→ **STATED TASK A**: List every line of the rows that contains the string "type". Case counts.

→ **PASSAGE PROVIDED**:
══════

Mean-field Method

Mean-field is a concept in statistical mechanics to approximately treat the many body problem. It is an effective theory.

Paramagnetic Material

In paramagnetic materials, the “polarized” spins $ {s_i}$ determine the overall “magnetization” of the material. When the spins are all aligned, we get the maximium “magnetization”. If the directions of the spins are completely random, the material is not “magnetized”. In other words, we can use a quantity $ m=\langle s \rangle$, which is called magnetization, to represent how well the overall “magnetization” of the material is.

For simplicity, we assume that the spins can only be up (s=1) or down (s=-1).

The idea of mean-field is to treat each spin as a mean-field $ m$ and the fluctuations around this mean-field. Mathematically speaking

$$ s_i = m + \delta s_i, $$

where $ \delta s_i = s_i -m$ is the so called fluctuations. This treatment of the material requires the material to be homogeneous. Under the condition of homogeneous material, we can think of all the spins are the same. Thus we can look at one spin $ s_\alpha$ and all other spins become a background environment of this particular spin. This background environment is called mean-field which provides a potential field to interact with.

══════

→ **DATA LISTING**:
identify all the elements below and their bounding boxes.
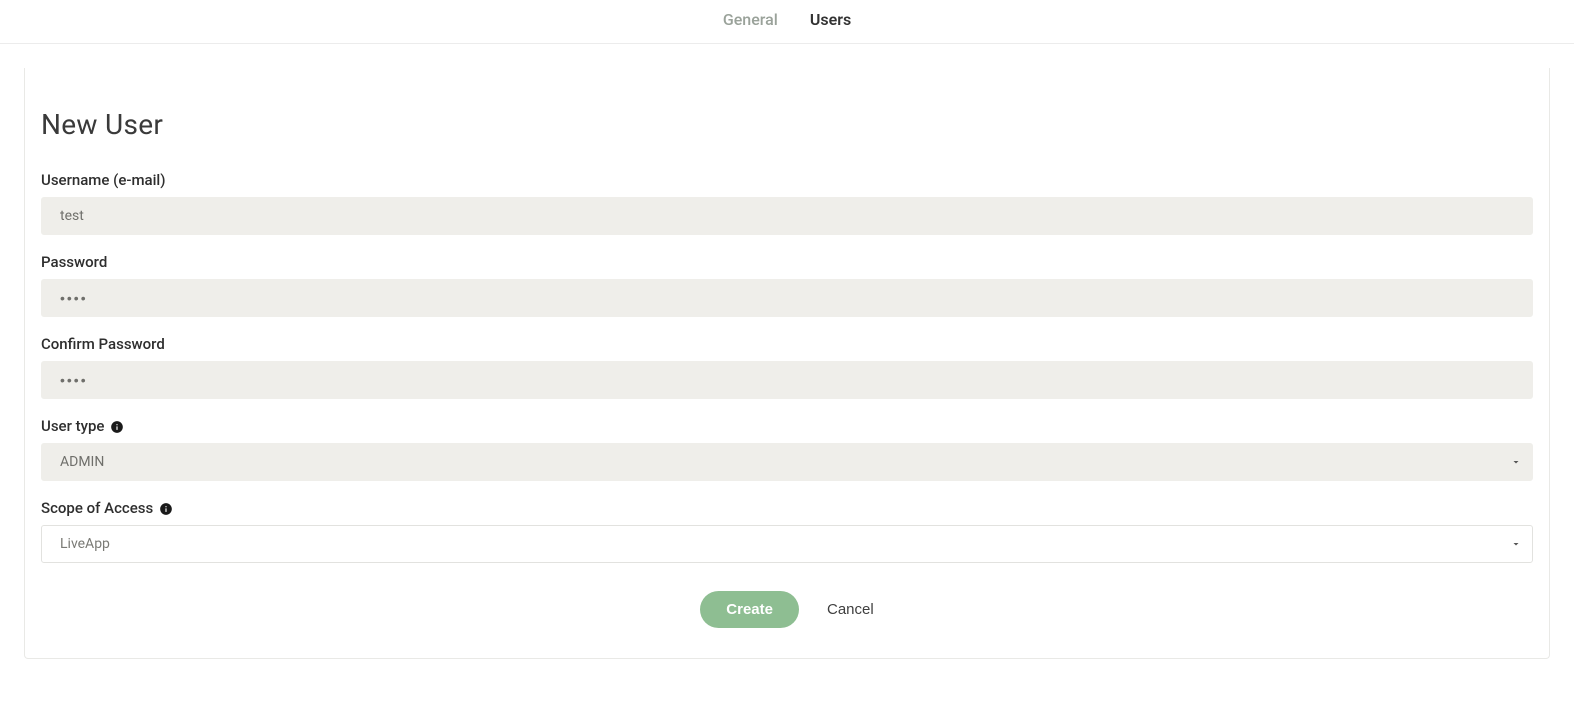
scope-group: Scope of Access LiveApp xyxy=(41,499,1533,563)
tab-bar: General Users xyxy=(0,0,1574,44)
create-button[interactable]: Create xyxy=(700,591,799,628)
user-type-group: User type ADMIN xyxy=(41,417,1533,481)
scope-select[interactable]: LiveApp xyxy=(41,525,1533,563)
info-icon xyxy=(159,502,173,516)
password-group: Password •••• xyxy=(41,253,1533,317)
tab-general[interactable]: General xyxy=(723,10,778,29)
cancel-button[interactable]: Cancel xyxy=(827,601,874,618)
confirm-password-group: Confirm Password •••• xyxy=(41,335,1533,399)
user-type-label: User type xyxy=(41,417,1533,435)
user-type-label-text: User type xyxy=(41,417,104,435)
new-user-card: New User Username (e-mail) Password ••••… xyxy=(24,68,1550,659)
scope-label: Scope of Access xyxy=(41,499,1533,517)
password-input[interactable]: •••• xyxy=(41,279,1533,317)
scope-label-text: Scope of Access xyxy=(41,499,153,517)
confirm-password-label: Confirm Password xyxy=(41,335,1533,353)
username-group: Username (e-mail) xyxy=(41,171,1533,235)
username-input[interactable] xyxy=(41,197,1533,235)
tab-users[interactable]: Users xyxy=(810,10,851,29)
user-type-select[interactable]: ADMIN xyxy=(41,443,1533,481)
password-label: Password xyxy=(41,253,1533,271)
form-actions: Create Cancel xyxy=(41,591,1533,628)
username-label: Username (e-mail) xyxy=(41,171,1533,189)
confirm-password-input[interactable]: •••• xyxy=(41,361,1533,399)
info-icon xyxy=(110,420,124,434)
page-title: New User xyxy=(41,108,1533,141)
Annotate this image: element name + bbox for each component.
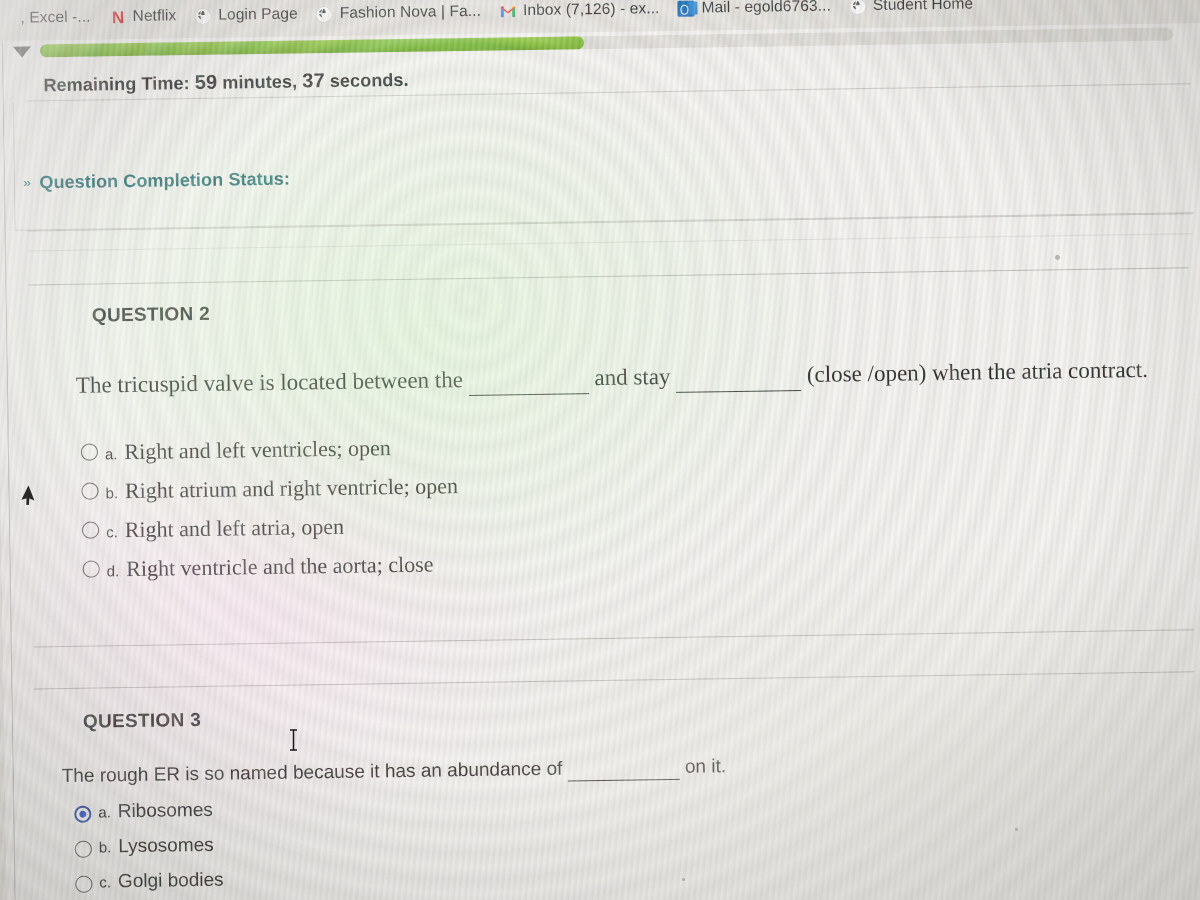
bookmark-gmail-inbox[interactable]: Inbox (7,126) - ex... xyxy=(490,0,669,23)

══════

→ **STATED TASK B**: Do these statements agree with the mean-field passage? (i) The spins are assumed to take only the values 1 and -1. (ii) The mean-field treatment works for a material that is not homogeneous. (iii) Spins pointing in completely random directions give the maximum magnetization. Answer yes or no for each and quote the words of the passage that decide it.

→ **FULL SOLUTION A**:
user-type-group: User type ADMIN xyxy=(41,417,1533,481)
user-type-label: User type xyxy=(41,417,1533,435)
user-type-label-text: User type xyxy=(41,417,104,435)
user-type-select[interactable]: ADMIN xyxy=(41,443,1533,481)

→ **FULL SOLUTION B**:
(i) Yes: "For simplicity, we assume that the spins can only be up (s=1) or down (s=-1)."
(ii) No: "This treatment of the material requires the material to be homogeneous."
(iii) No: "If the directions of the spins are completely random, the material is not “magnetized”."